▽

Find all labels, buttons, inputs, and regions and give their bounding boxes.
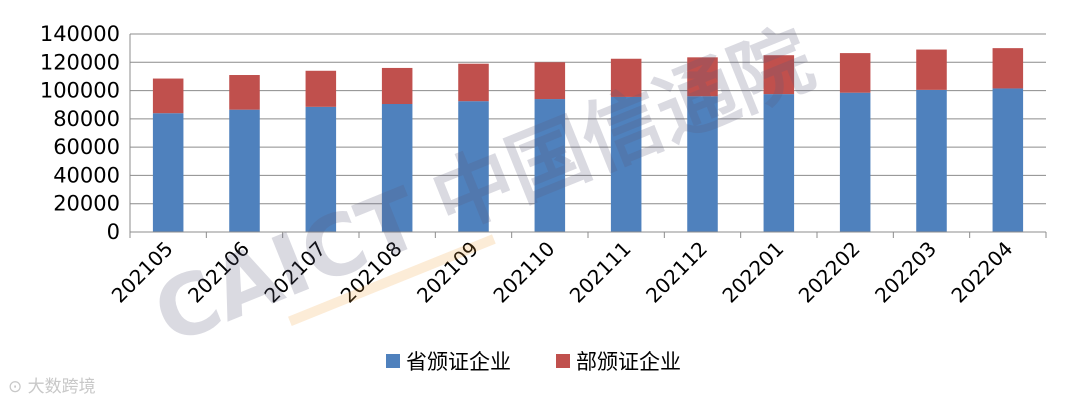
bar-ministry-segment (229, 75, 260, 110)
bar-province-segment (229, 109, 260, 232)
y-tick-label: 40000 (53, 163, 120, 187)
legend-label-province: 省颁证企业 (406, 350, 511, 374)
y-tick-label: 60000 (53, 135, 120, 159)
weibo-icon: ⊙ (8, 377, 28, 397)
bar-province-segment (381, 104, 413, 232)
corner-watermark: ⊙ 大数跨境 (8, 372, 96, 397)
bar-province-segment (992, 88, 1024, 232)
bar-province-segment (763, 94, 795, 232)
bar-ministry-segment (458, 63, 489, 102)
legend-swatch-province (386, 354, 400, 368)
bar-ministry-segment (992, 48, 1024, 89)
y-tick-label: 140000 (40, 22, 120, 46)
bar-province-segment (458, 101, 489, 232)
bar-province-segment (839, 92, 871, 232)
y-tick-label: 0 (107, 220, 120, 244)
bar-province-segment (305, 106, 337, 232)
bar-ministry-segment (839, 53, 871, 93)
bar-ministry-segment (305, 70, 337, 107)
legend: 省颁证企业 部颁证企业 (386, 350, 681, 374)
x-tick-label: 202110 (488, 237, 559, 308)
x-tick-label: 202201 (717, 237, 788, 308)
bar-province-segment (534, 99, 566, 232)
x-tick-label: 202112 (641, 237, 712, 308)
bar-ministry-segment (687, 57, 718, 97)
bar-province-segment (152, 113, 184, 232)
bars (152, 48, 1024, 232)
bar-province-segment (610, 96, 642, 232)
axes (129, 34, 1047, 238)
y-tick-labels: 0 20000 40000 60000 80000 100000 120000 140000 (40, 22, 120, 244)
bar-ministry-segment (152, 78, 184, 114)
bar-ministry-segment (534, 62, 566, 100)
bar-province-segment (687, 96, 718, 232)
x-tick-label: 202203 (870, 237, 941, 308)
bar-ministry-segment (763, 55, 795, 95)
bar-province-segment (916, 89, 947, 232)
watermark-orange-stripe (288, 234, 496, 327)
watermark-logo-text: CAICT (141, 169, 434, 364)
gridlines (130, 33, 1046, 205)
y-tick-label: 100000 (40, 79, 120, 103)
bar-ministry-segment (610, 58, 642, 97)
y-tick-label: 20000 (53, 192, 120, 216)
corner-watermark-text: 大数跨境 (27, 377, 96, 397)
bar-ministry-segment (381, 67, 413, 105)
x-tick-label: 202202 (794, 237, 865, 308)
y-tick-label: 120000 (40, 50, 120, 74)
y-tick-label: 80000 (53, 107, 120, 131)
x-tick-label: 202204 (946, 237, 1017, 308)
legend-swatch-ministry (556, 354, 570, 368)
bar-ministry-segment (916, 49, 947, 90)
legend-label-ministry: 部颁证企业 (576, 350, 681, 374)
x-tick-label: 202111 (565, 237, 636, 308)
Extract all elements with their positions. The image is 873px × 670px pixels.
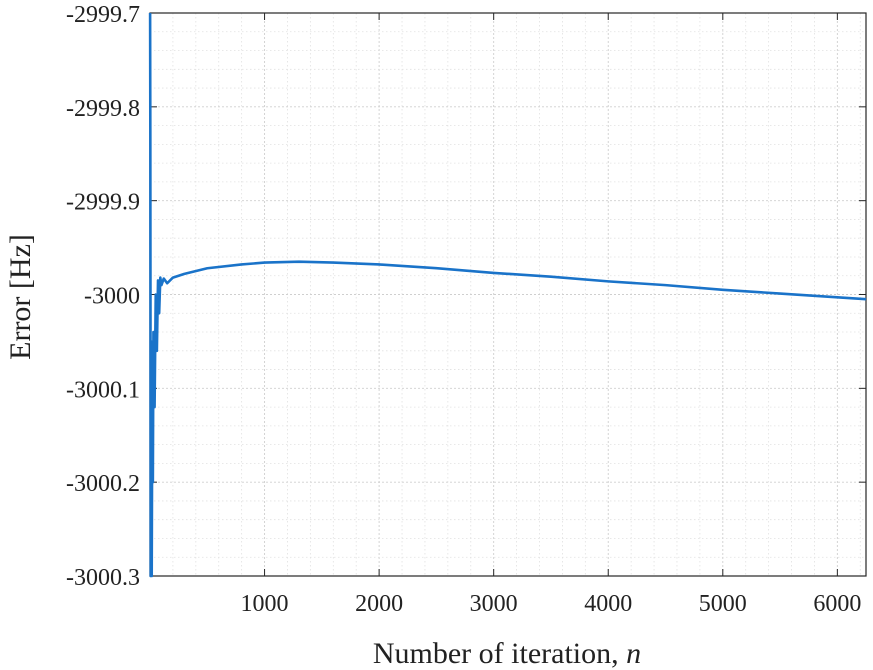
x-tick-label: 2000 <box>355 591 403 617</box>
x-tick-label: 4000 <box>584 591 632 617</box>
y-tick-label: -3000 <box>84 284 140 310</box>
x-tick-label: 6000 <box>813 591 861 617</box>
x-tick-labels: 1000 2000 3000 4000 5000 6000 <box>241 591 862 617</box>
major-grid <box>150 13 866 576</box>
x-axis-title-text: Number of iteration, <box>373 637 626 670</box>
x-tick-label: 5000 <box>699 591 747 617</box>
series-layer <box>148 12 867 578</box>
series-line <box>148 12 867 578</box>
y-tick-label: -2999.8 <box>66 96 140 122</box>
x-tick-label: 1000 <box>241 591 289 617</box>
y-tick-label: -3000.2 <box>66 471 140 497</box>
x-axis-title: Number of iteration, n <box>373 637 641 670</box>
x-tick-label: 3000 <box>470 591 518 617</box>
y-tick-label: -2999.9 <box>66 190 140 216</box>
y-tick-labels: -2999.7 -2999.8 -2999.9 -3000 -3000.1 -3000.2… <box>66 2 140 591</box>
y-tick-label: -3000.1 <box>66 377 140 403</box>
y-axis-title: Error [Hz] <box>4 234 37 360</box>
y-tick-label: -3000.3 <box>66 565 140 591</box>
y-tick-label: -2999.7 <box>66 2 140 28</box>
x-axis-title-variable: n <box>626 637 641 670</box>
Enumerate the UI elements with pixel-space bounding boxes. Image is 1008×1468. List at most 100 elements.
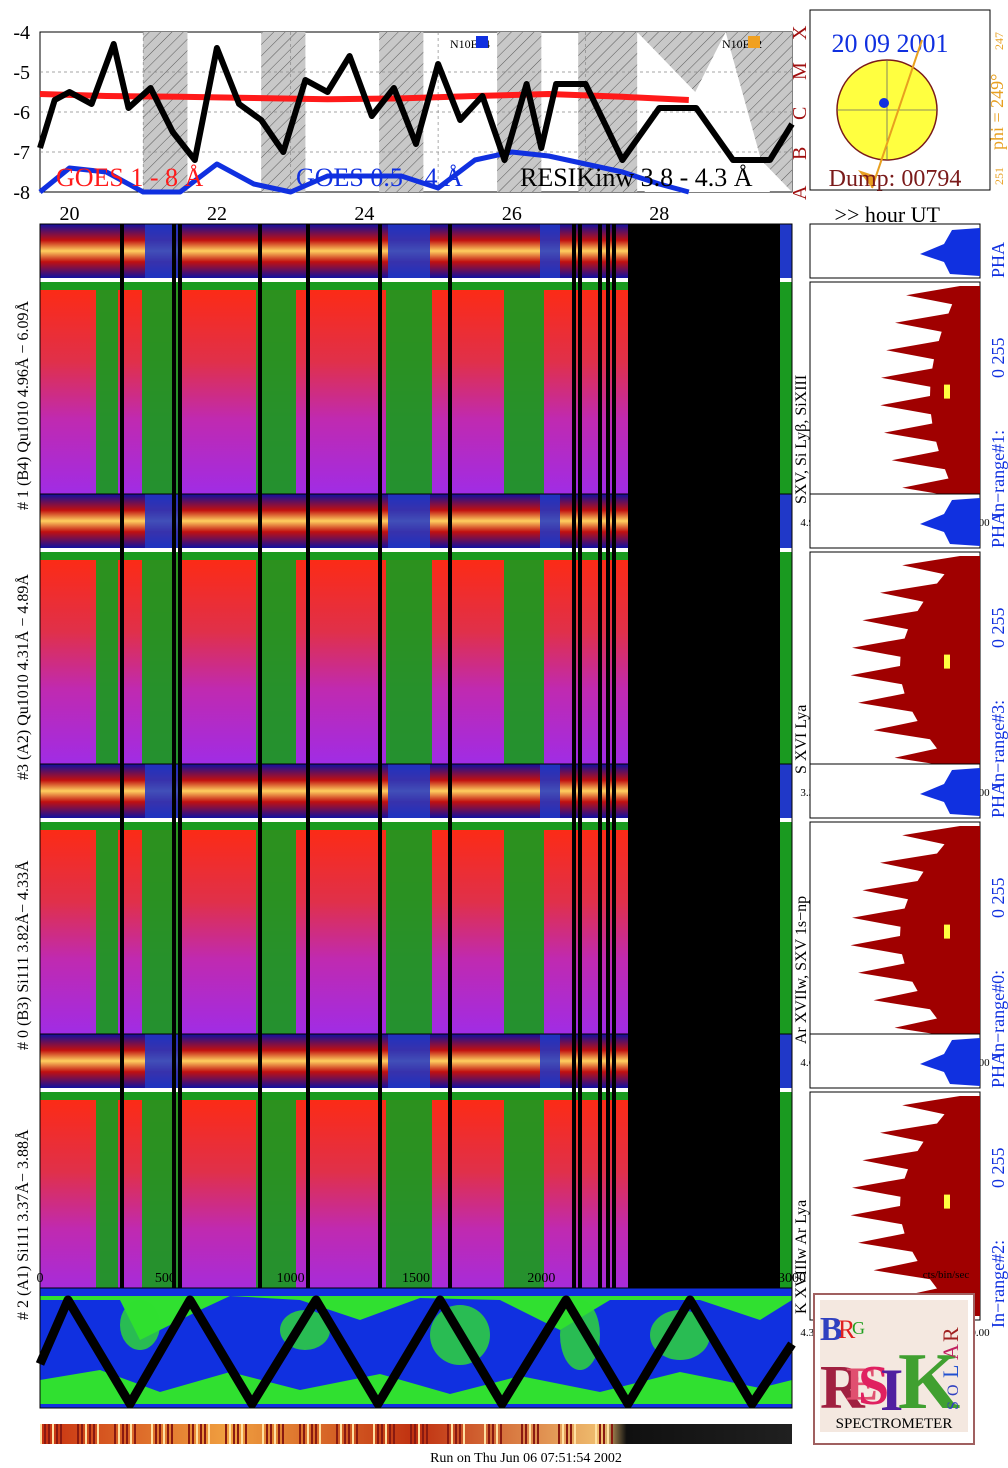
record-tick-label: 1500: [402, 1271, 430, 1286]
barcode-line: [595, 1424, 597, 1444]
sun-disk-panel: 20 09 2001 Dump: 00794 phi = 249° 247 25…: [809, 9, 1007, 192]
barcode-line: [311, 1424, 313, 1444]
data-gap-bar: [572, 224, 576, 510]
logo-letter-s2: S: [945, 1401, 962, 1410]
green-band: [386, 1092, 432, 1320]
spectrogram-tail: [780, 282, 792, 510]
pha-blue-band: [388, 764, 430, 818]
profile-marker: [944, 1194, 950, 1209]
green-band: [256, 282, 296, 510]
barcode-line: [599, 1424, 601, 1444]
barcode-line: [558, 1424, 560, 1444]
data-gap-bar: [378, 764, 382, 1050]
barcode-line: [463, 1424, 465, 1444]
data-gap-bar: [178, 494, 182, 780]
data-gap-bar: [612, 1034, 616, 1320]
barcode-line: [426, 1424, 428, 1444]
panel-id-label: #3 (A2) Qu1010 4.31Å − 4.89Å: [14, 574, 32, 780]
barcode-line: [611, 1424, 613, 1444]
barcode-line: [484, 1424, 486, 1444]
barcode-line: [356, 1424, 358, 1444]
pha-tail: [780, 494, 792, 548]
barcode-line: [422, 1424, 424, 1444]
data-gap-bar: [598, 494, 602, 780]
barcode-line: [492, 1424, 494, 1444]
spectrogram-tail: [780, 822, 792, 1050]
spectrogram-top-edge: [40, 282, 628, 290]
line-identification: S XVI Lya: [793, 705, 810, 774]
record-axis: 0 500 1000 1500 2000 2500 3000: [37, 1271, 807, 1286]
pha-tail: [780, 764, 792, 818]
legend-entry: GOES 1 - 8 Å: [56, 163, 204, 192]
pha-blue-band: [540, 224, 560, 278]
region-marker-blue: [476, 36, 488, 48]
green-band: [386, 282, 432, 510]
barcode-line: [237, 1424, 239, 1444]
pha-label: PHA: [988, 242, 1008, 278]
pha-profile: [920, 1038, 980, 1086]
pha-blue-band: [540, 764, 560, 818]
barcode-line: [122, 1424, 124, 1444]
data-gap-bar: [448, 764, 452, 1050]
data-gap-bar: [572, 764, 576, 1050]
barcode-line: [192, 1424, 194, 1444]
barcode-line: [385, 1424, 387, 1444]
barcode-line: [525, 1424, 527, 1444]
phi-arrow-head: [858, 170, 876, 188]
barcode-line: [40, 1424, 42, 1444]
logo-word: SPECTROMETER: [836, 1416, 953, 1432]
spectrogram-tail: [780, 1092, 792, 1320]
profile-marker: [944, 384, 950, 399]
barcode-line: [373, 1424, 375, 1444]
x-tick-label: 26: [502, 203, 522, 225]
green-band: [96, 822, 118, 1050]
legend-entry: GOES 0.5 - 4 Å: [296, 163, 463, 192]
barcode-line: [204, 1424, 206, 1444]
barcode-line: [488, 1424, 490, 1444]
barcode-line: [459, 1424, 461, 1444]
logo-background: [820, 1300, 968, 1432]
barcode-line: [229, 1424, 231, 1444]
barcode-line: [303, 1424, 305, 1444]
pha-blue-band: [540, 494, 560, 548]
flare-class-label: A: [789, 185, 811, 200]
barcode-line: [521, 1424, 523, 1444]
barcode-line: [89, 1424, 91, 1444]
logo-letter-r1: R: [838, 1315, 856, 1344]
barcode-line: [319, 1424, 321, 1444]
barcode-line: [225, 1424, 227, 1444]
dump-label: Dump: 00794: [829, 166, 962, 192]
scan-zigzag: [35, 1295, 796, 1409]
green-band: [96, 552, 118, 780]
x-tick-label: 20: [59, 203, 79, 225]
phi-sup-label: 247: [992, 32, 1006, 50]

△

* Directions for this task:
Convert the material from the line with "bar-ministry-segment (229, 75, 260, 110)" to the line with "bar-province-segment (305, 106, 337, 232)", both ends included, into a Markdown table with the columns No. and Entry. Number each line in order, and leave out blank lines.

* Written answer:
| No. | Entry |
|---|---|
| 1 | bar-ministry-segment (229, 75, 260, 110) |
| 2 | bar-province-segment (229, 109, 260, 232) |
| 3 | y-tick-label: 40000 (53, 163, 120, 187) |
| 4 | legend-label-province: 省颁证企业 (406, 350, 511, 374) |
| 5 | y-tick-label: 60000 (53, 135, 120, 159) |
| 6 | weibo-icon: ⊙ (8, 377, 28, 397) |
| 7 | bar-province-segment (381, 104, 413, 232) |
| 8 | corner-watermark: ⊙ 大数跨境 (8, 372, 96, 397) |
| 9 | bar-province-segment (992, 88, 1024, 232) |
| 10 | bar-province-segment (763, 94, 795, 232) |
| 11 | bar-ministry-segment (458, 63, 489, 102) |
| 12 | legend-swatch-province (386, 354, 400, 368) |
| 13 | bar-ministry-segment (992, 48, 1024, 89) |
| 14 | y-tick-label: 140000 (40, 22, 120, 46) |
| 15 | bar-province-segment (458, 101, 489, 232) |
| 16 | bar-province-segment (839, 92, 871, 232) |
| 17 | y-tick-label: 0 (107, 220, 120, 244) |
| 18 | bar-province-segment (305, 106, 337, 232) |